------ Data records

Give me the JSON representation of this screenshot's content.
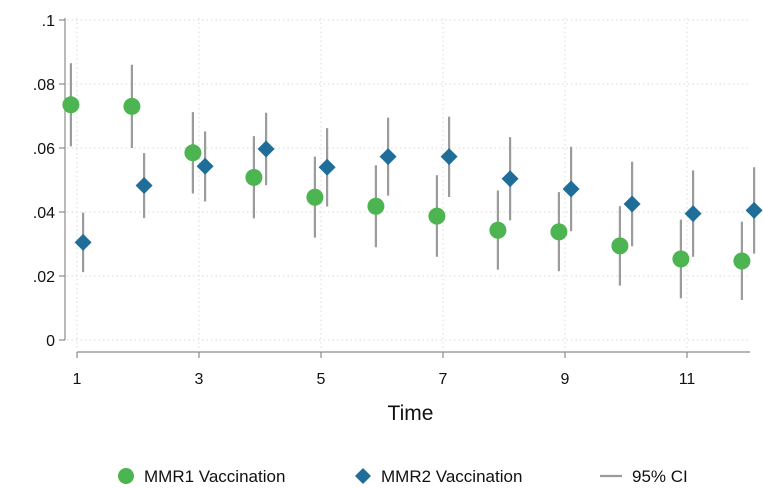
{
  "chart_data": {
    "type": "scatter",
    "title": "",
    "xlabel": "Time",
    "ylabel": "",
    "xlim": [
      1,
      12.1
    ],
    "ylim": [
      0,
      0.1
    ],
    "x_ticks": [
      1,
      3,
      5,
      7,
      9,
      11
    ],
    "x_tick_labels": [
      "1",
      "3",
      "5",
      "7",
      "9",
      "11"
    ],
    "y_ticks": [
      0,
      0.02,
      0.04,
      0.06,
      0.08,
      0.1
    ],
    "y_tick_labels": [
      "0",
      ".02",
      ".04",
      ".06",
      ".08",
      ".1"
    ],
    "grid": true,
    "legend_position": "bottom",
    "series": [
      {
        "name": "MMR1 Vaccination",
        "marker": "circle",
        "color": "#4cb450",
        "x": [
          0.9,
          1.9,
          2.9,
          3.9,
          4.9,
          5.9,
          6.9,
          7.9,
          8.9,
          9.9,
          10.9,
          11.9
        ],
        "y": [
          0.0735,
          0.073,
          0.0585,
          0.0508,
          0.0446,
          0.0418,
          0.0387,
          0.0343,
          0.0338,
          0.0294,
          0.0253,
          0.0247
        ],
        "ci_low": [
          0.0605,
          0.06,
          0.0458,
          0.038,
          0.032,
          0.029,
          0.026,
          0.022,
          0.0215,
          0.017,
          0.013,
          0.0125
        ],
        "ci_high": [
          0.0865,
          0.086,
          0.0712,
          0.0637,
          0.0573,
          0.0546,
          0.0515,
          0.0467,
          0.0462,
          0.0418,
          0.0376,
          0.037
        ]
      },
      {
        "name": "MMR2 Vaccination",
        "marker": "diamond",
        "color": "#1f6e99",
        "x": [
          1.1,
          2.1,
          3.1,
          4.1,
          5.1,
          6.1,
          7.1,
          8.1,
          9.1,
          10.1,
          11.1,
          12.1
        ],
        "y": [
          0.0305,
          0.0483,
          0.0543,
          0.0597,
          0.054,
          0.0573,
          0.0573,
          0.0504,
          0.0472,
          0.0425,
          0.0395,
          0.0405
        ],
        "ci_low": [
          0.0212,
          0.0381,
          0.0433,
          0.0484,
          0.0417,
          0.0451,
          0.0447,
          0.0374,
          0.034,
          0.0293,
          0.026,
          0.027
        ],
        "ci_high": [
          0.0398,
          0.0584,
          0.0652,
          0.071,
          0.0662,
          0.0695,
          0.0698,
          0.0634,
          0.0604,
          0.0557,
          0.053,
          0.054
        ]
      }
    ],
    "ci_legend": {
      "name": "95% CI",
      "color": "#9b9b9b"
    }
  }
}
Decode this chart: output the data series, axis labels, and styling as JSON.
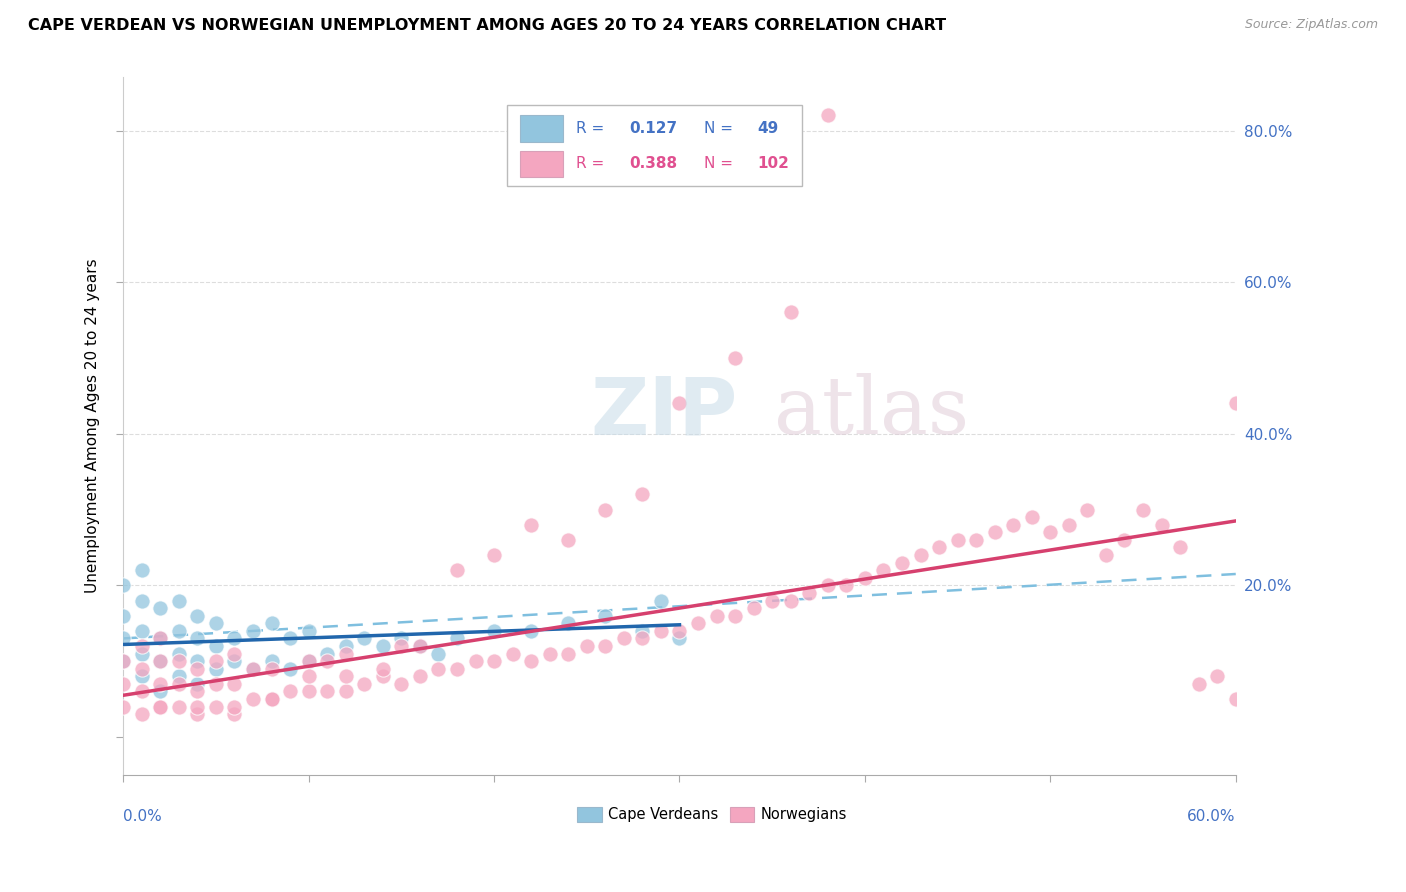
{
  "title": "CAPE VERDEAN VS NORWEGIAN UNEMPLOYMENT AMONG AGES 20 TO 24 YEARS CORRELATION CHART",
  "source": "Source: ZipAtlas.com",
  "ylabel": "Unemployment Among Ages 20 to 24 years",
  "xmin": 0.0,
  "xmax": 0.6,
  "ymin": -0.05,
  "ymax": 0.87,
  "legend_blue_label": "Cape Verdeans",
  "legend_pink_label": "Norwegians",
  "R_blue": 0.127,
  "N_blue": 49,
  "R_pink": 0.388,
  "N_pink": 102,
  "blue_color": "#92c5de",
  "pink_color": "#f4a6c0",
  "blue_line_color": "#2166ac",
  "pink_line_color": "#d6406e",
  "dashed_line_color": "#7fbfdf",
  "grid_color": "#dddddd",
  "watermark_zip_color": "#c8dce8",
  "watermark_atlas_color": "#d8c8d0",
  "right_tick_color": "#4472c4",
  "blue_x": [
    0.0,
    0.0,
    0.0,
    0.0,
    0.01,
    0.01,
    0.01,
    0.01,
    0.01,
    0.02,
    0.02,
    0.02,
    0.02,
    0.03,
    0.03,
    0.03,
    0.03,
    0.04,
    0.04,
    0.04,
    0.04,
    0.05,
    0.05,
    0.05,
    0.06,
    0.06,
    0.07,
    0.07,
    0.08,
    0.08,
    0.09,
    0.09,
    0.1,
    0.1,
    0.11,
    0.12,
    0.13,
    0.14,
    0.15,
    0.16,
    0.17,
    0.18,
    0.2,
    0.22,
    0.24,
    0.26,
    0.28,
    0.29,
    0.3
  ],
  "blue_y": [
    0.1,
    0.13,
    0.16,
    0.2,
    0.08,
    0.11,
    0.14,
    0.18,
    0.22,
    0.06,
    0.1,
    0.13,
    0.17,
    0.08,
    0.11,
    0.14,
    0.18,
    0.07,
    0.1,
    0.13,
    0.16,
    0.09,
    0.12,
    0.15,
    0.1,
    0.13,
    0.09,
    0.14,
    0.1,
    0.15,
    0.09,
    0.13,
    0.1,
    0.14,
    0.11,
    0.12,
    0.13,
    0.12,
    0.13,
    0.12,
    0.11,
    0.13,
    0.14,
    0.14,
    0.15,
    0.16,
    0.14,
    0.18,
    0.13
  ],
  "pink_x": [
    0.0,
    0.0,
    0.0,
    0.01,
    0.01,
    0.01,
    0.01,
    0.02,
    0.02,
    0.02,
    0.02,
    0.03,
    0.03,
    0.03,
    0.04,
    0.04,
    0.04,
    0.05,
    0.05,
    0.05,
    0.06,
    0.06,
    0.06,
    0.07,
    0.07,
    0.08,
    0.08,
    0.09,
    0.1,
    0.1,
    0.11,
    0.11,
    0.12,
    0.12,
    0.13,
    0.14,
    0.15,
    0.15,
    0.16,
    0.17,
    0.18,
    0.19,
    0.2,
    0.21,
    0.22,
    0.23,
    0.24,
    0.25,
    0.26,
    0.27,
    0.28,
    0.29,
    0.3,
    0.31,
    0.32,
    0.33,
    0.34,
    0.35,
    0.36,
    0.37,
    0.38,
    0.39,
    0.4,
    0.41,
    0.42,
    0.43,
    0.44,
    0.45,
    0.46,
    0.47,
    0.48,
    0.49,
    0.5,
    0.51,
    0.52,
    0.53,
    0.54,
    0.55,
    0.56,
    0.57,
    0.58,
    0.59,
    0.6,
    0.6,
    0.38,
    0.28,
    0.33,
    0.3,
    0.36,
    0.24,
    0.2,
    0.26,
    0.22,
    0.18,
    0.16,
    0.14,
    0.12,
    0.1,
    0.08,
    0.06,
    0.04,
    0.02
  ],
  "pink_y": [
    0.04,
    0.07,
    0.1,
    0.03,
    0.06,
    0.09,
    0.12,
    0.04,
    0.07,
    0.1,
    0.13,
    0.04,
    0.07,
    0.1,
    0.03,
    0.06,
    0.09,
    0.04,
    0.07,
    0.1,
    0.03,
    0.07,
    0.11,
    0.05,
    0.09,
    0.05,
    0.09,
    0.06,
    0.06,
    0.1,
    0.06,
    0.1,
    0.06,
    0.11,
    0.07,
    0.08,
    0.07,
    0.12,
    0.08,
    0.09,
    0.09,
    0.1,
    0.1,
    0.11,
    0.1,
    0.11,
    0.11,
    0.12,
    0.12,
    0.13,
    0.13,
    0.14,
    0.14,
    0.15,
    0.16,
    0.16,
    0.17,
    0.18,
    0.18,
    0.19,
    0.2,
    0.2,
    0.21,
    0.22,
    0.23,
    0.24,
    0.25,
    0.26,
    0.26,
    0.27,
    0.28,
    0.29,
    0.27,
    0.28,
    0.3,
    0.24,
    0.26,
    0.3,
    0.28,
    0.25,
    0.07,
    0.08,
    0.44,
    0.05,
    0.82,
    0.32,
    0.5,
    0.44,
    0.56,
    0.26,
    0.24,
    0.3,
    0.28,
    0.22,
    0.12,
    0.09,
    0.08,
    0.08,
    0.05,
    0.04,
    0.04,
    0.04
  ],
  "blue_line_x": [
    0.0,
    0.3
  ],
  "blue_line_y": [
    0.122,
    0.148
  ],
  "pink_line_x": [
    0.0,
    0.6
  ],
  "pink_line_y": [
    0.055,
    0.285
  ],
  "dash_line_x": [
    0.0,
    0.6
  ],
  "dash_line_y": [
    0.13,
    0.215
  ]
}
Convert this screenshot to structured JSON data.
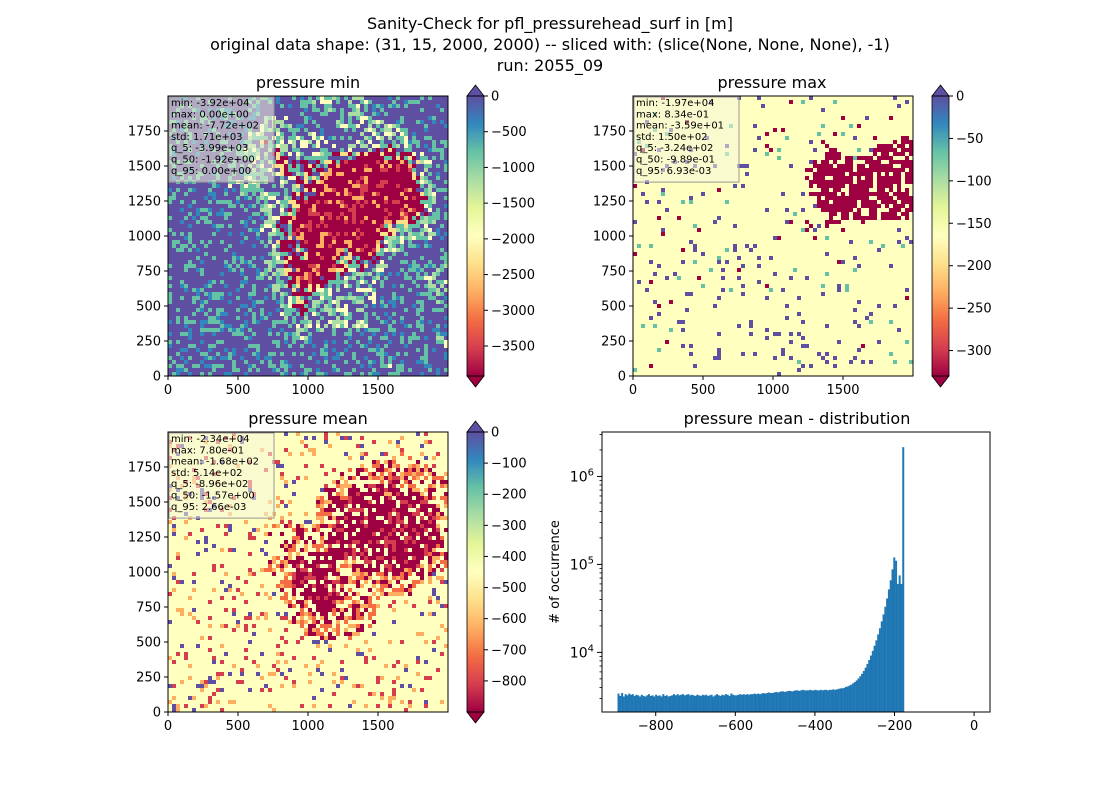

------------

§ Task
Keep only the lines that hold the string "this", and copy them out.

§ The solution
Give me the JSON representation of this screenshot's content.
Decode this chart: output the data series, axis labels, and styling as JSON.
Convert this screenshot to structured JSON data.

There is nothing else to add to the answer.